■ **Required task**:
Copy every line of the data that contains the string "JSON".

•••

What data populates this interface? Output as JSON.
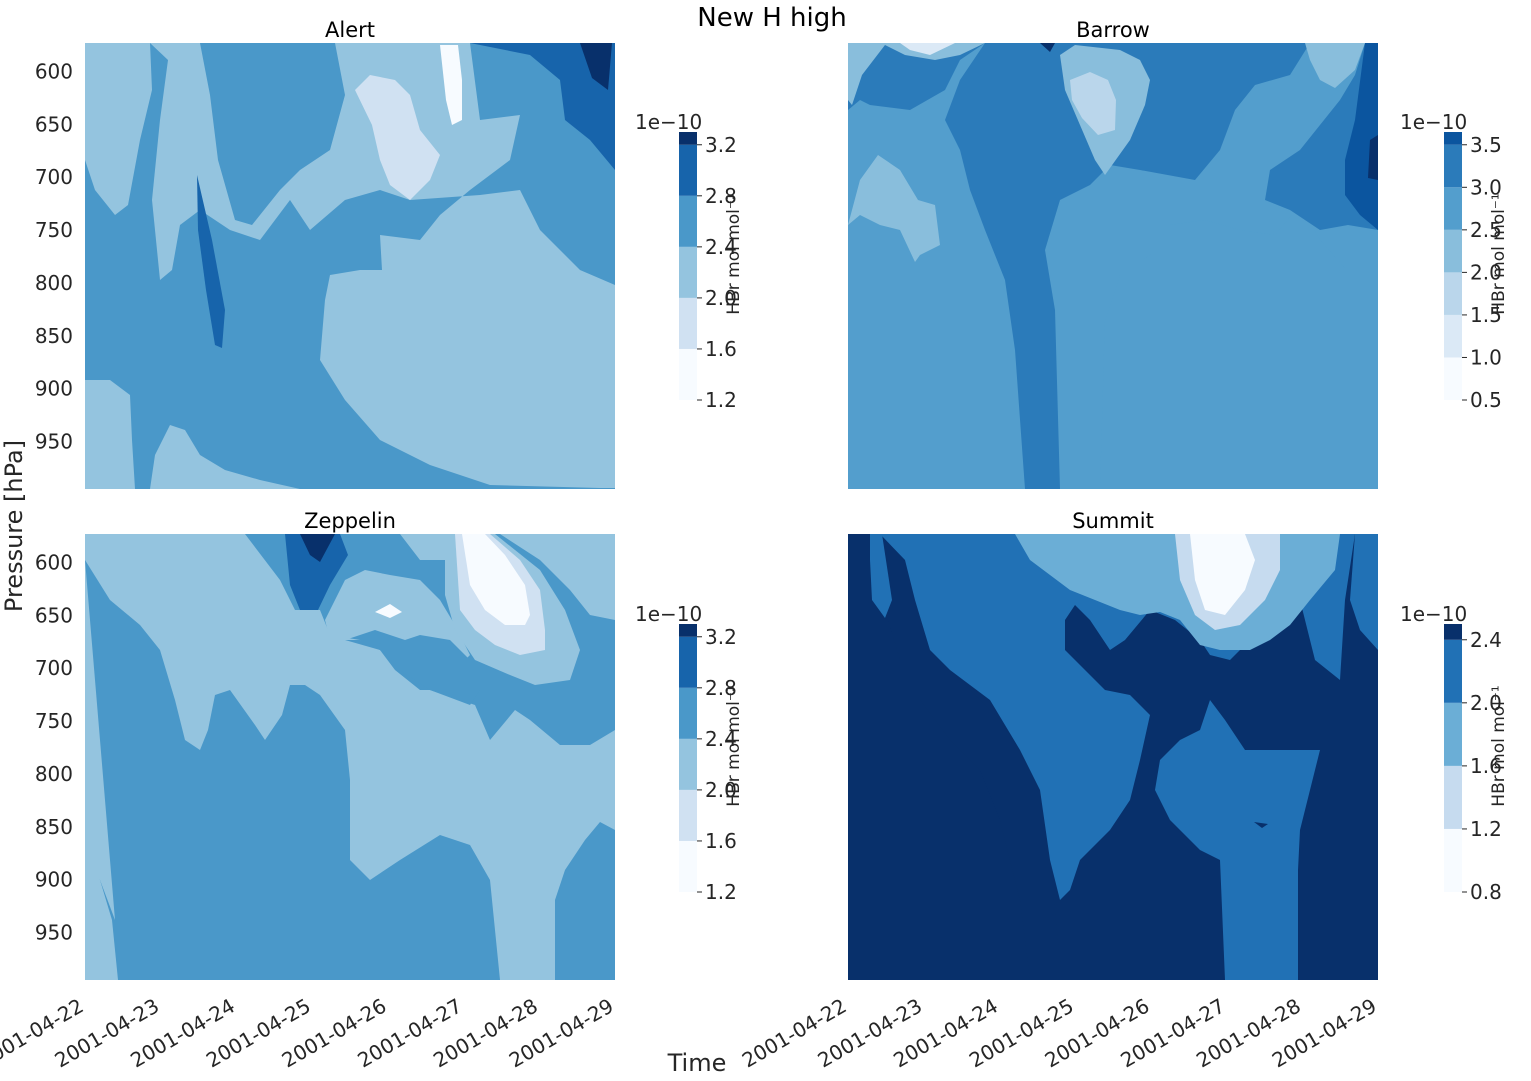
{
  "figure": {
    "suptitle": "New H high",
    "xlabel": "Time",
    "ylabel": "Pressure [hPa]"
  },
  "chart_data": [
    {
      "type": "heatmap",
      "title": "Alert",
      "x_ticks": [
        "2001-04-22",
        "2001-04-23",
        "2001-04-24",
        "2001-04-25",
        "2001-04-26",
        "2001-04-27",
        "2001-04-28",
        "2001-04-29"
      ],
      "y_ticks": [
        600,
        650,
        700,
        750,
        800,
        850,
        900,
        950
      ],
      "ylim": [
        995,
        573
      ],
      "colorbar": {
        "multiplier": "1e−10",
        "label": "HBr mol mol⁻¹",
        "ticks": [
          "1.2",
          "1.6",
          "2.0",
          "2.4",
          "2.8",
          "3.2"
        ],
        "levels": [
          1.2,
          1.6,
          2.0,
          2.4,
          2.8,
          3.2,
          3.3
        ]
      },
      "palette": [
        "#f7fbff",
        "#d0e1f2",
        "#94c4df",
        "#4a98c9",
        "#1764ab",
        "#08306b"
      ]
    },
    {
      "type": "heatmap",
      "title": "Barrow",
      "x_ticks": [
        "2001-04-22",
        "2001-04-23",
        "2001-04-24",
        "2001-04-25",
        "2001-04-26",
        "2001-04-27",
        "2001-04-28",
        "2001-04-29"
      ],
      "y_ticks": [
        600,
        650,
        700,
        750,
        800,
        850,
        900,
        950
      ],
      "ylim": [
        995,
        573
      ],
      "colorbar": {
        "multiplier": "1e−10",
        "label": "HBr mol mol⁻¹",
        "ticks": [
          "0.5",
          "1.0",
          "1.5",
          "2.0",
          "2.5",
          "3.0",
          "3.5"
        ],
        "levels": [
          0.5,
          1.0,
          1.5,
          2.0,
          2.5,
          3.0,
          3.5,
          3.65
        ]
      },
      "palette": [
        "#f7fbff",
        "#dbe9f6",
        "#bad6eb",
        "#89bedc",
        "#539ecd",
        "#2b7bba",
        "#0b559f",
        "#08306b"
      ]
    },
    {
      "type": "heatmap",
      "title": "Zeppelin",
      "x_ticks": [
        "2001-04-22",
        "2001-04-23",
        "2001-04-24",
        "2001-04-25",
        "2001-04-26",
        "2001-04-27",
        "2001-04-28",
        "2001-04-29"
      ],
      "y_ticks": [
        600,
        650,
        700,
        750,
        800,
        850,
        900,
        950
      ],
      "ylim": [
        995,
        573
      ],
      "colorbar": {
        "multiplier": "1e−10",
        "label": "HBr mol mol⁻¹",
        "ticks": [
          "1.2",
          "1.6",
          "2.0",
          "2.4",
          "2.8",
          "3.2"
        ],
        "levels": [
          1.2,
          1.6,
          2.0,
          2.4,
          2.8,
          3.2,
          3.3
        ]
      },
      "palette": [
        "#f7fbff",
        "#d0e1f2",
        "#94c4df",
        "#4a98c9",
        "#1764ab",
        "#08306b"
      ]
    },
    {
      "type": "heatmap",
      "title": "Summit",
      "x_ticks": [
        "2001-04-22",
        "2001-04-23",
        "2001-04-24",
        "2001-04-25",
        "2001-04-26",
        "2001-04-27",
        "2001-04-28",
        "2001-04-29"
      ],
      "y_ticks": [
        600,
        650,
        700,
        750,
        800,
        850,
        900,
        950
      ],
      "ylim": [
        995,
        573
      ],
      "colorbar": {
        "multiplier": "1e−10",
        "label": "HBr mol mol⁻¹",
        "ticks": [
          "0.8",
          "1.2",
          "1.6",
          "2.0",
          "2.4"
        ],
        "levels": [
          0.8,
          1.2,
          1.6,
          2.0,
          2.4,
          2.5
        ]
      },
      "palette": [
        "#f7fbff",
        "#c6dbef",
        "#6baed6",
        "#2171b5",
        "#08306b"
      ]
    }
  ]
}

•••

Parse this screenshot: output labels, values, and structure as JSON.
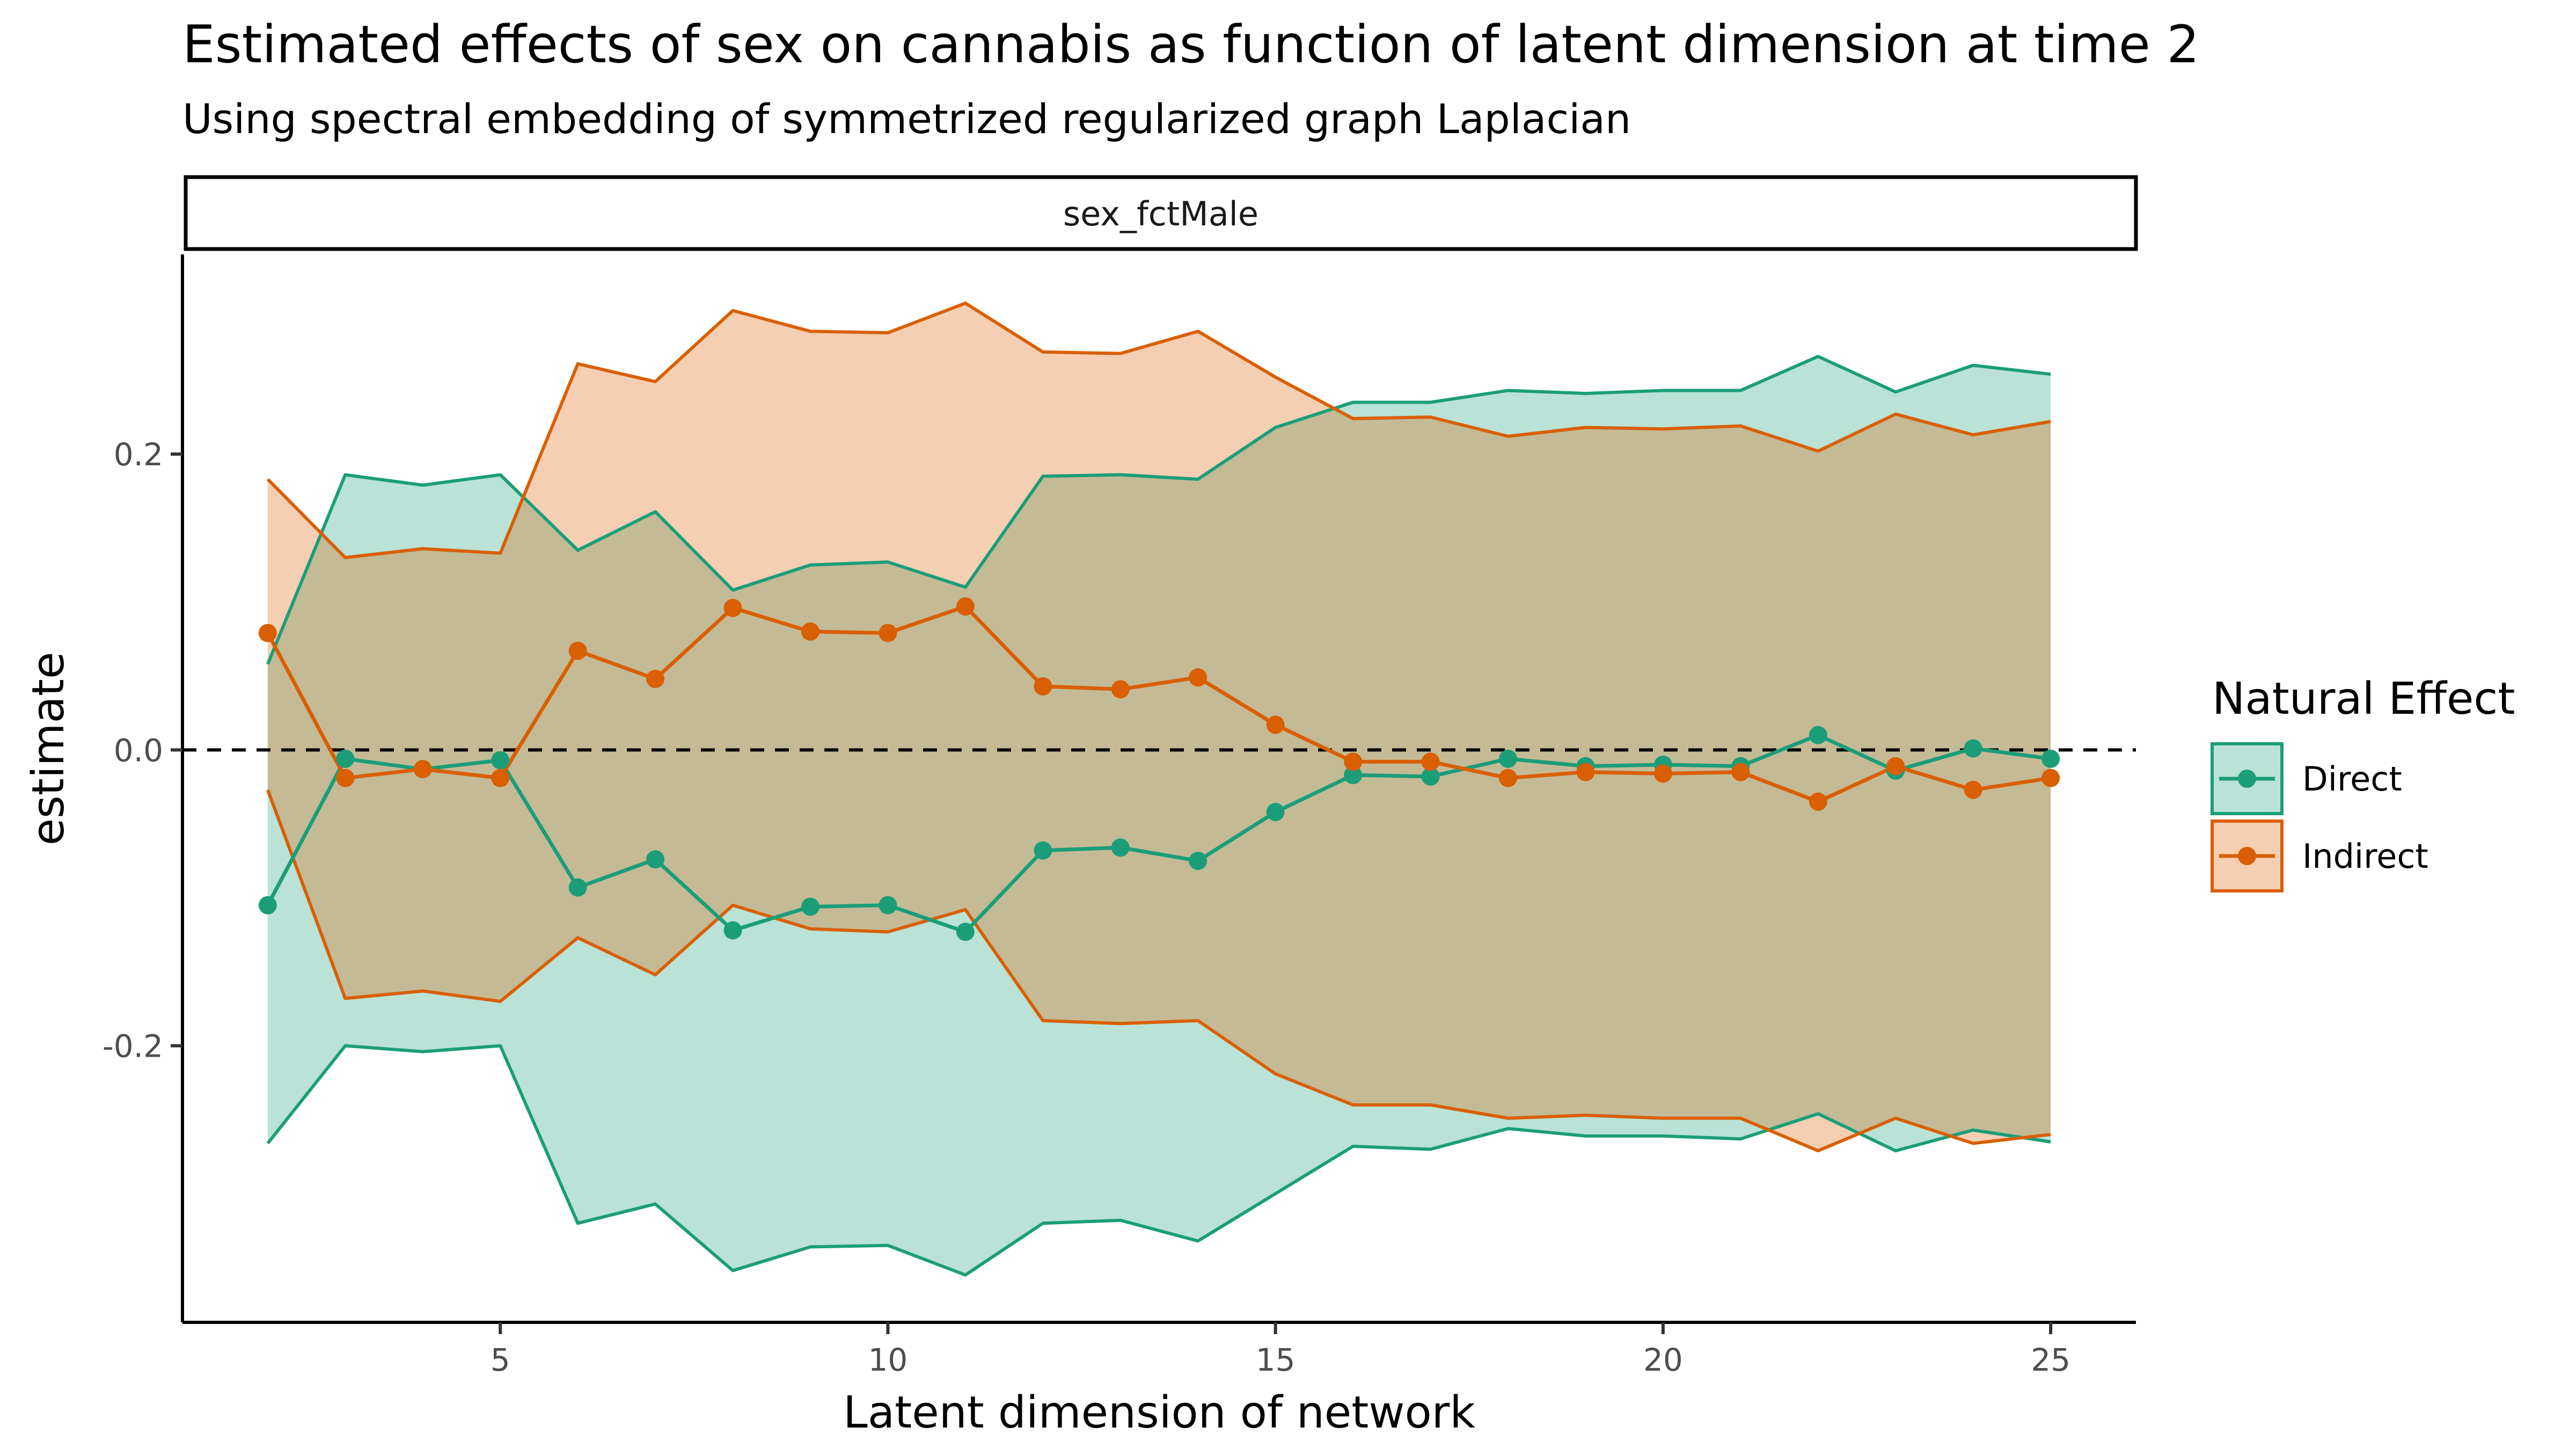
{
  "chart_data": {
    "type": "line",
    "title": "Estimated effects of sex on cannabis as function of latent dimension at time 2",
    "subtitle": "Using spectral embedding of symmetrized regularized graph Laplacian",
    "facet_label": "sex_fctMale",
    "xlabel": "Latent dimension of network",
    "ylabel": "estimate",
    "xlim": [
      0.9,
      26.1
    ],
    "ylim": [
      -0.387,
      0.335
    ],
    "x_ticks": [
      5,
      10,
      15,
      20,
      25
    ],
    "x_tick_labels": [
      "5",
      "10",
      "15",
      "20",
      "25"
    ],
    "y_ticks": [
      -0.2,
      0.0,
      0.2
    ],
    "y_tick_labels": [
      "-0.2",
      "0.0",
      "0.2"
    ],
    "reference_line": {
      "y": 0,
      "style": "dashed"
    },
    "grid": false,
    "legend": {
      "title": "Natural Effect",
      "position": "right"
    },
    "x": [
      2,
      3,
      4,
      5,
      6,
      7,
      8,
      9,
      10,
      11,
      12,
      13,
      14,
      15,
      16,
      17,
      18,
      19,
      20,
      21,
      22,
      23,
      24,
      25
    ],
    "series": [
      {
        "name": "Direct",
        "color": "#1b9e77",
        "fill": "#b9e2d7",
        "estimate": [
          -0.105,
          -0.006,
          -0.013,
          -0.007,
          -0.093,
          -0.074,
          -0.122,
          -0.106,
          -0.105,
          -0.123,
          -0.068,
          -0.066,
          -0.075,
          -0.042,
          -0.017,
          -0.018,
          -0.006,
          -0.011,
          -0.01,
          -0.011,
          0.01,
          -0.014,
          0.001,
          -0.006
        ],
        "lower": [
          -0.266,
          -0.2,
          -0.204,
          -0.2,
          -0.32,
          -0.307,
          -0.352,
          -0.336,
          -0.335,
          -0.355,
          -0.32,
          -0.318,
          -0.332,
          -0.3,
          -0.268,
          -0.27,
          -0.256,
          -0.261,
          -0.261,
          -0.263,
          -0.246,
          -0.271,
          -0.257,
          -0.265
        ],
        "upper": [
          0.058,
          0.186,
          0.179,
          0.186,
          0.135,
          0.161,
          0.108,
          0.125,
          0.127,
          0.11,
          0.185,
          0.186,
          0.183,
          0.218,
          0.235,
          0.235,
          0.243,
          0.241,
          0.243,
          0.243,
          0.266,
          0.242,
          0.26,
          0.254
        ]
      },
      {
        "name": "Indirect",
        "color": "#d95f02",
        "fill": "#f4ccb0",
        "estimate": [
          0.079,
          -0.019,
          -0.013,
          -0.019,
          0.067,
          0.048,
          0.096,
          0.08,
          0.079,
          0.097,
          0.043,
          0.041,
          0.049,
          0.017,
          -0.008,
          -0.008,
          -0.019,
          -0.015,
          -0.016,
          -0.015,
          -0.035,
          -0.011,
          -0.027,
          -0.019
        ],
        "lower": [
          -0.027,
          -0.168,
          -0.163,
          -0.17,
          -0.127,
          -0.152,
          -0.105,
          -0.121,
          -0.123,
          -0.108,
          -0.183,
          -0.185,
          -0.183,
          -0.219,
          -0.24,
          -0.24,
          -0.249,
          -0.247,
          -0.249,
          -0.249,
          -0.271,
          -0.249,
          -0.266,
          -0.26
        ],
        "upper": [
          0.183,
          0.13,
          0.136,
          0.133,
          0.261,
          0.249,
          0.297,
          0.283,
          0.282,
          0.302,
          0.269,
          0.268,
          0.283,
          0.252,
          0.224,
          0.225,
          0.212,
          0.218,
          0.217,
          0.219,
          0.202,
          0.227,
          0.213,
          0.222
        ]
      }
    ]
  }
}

•••

■ **Solution**:
What data populates this interface? Output as JSON.
Parse this screenshot: output labels, values, and structure as JSON.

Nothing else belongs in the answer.